Segment Open

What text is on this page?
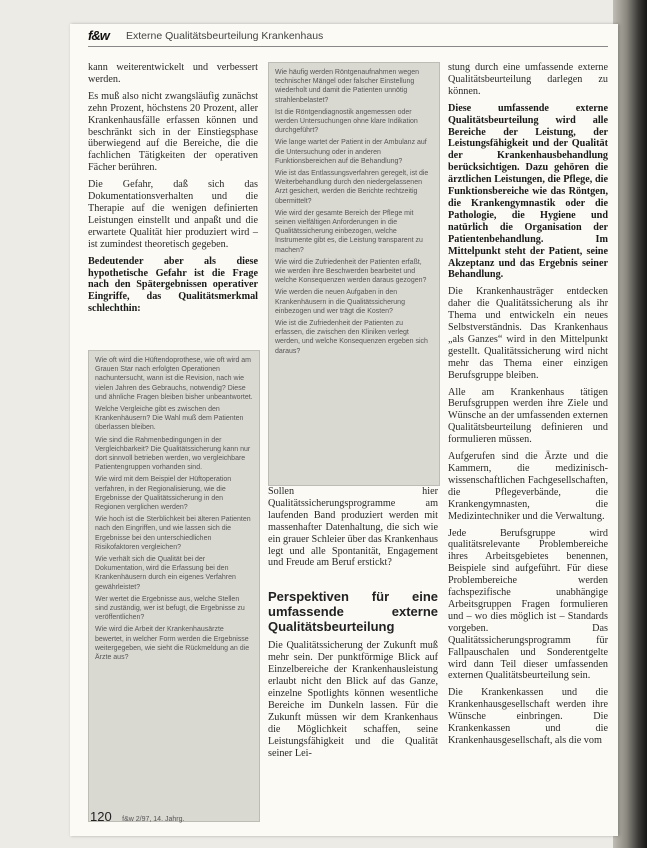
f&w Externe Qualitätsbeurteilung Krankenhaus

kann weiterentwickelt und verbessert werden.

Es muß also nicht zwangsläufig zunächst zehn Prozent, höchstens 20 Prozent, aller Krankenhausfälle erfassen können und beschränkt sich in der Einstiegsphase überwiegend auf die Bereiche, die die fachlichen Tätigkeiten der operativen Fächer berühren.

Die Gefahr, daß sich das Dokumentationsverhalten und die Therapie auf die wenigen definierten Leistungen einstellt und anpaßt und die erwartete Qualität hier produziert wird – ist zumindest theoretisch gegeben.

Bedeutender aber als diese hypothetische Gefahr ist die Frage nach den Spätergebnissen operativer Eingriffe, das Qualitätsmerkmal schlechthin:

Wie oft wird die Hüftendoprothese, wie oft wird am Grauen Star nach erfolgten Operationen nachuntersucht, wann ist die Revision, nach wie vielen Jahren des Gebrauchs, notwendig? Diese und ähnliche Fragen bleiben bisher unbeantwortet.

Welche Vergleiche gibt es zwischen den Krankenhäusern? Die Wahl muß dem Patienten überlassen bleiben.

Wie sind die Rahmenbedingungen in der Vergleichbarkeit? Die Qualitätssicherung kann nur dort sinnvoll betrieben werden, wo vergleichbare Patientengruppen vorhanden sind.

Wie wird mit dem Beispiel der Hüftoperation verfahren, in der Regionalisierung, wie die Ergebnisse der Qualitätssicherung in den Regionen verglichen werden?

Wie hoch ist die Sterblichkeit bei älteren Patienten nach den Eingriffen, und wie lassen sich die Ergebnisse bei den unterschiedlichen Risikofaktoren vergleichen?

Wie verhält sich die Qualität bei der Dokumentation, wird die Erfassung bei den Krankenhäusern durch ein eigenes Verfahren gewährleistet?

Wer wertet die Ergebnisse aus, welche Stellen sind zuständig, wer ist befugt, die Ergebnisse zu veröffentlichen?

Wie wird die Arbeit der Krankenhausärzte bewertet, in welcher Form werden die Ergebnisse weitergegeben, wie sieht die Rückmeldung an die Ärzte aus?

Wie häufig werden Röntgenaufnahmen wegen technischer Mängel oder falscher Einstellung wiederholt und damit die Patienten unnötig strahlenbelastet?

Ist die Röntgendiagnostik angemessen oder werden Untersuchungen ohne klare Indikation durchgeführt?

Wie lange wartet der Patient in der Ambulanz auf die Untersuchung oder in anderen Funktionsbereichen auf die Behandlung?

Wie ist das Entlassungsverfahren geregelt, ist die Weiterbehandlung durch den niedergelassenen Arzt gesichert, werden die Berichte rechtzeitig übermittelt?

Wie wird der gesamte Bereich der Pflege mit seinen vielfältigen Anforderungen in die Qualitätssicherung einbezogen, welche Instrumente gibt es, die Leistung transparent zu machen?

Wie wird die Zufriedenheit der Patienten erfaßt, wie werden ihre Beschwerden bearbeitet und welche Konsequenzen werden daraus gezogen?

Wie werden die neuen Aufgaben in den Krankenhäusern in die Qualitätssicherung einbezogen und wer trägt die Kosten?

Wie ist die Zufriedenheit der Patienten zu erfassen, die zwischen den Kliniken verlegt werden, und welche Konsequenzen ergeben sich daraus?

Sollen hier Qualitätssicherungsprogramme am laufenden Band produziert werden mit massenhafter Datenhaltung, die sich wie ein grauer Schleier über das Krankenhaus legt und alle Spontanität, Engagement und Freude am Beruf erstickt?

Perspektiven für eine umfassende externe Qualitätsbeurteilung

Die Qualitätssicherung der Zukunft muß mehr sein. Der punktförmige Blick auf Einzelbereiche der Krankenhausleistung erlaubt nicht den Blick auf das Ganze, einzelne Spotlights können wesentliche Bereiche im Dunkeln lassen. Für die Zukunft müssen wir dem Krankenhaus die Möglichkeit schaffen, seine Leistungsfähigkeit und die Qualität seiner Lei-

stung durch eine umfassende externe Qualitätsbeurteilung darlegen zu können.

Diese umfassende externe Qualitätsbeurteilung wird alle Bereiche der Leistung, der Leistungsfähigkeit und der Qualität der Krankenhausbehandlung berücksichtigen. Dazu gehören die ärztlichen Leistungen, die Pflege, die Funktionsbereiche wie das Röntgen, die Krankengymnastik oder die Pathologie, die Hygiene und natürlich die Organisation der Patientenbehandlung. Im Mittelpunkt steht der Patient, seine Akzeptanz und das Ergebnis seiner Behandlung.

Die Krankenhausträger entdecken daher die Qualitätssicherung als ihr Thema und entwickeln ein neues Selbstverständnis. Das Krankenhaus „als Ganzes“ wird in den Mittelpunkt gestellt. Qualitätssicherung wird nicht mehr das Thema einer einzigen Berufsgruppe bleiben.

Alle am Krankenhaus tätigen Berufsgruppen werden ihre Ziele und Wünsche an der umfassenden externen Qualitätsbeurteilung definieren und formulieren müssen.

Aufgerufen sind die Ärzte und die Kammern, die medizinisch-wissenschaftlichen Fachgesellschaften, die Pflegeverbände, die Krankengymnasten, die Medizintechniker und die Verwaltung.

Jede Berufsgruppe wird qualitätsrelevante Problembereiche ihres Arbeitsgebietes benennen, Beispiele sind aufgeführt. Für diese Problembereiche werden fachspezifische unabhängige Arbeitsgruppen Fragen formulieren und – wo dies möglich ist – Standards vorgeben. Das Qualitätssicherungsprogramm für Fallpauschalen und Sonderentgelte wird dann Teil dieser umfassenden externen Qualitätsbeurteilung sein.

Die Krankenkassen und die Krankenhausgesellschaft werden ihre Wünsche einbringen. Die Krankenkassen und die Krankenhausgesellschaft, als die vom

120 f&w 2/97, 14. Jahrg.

Segment Closed

Return all lines from the entries that contain the string "einbezogen".

Wie wird der gesamte Bereich der Pflege mit seinen vielfältigen Anforderungen in die Qualitätssicherung einbezogen, welche Instrumente gibt es, die Leistung transparent zu machen?
Wie werden die neuen Aufgaben in den Krankenhäusern in die Qualitätssicherung einbezogen und wer trägt die Kosten?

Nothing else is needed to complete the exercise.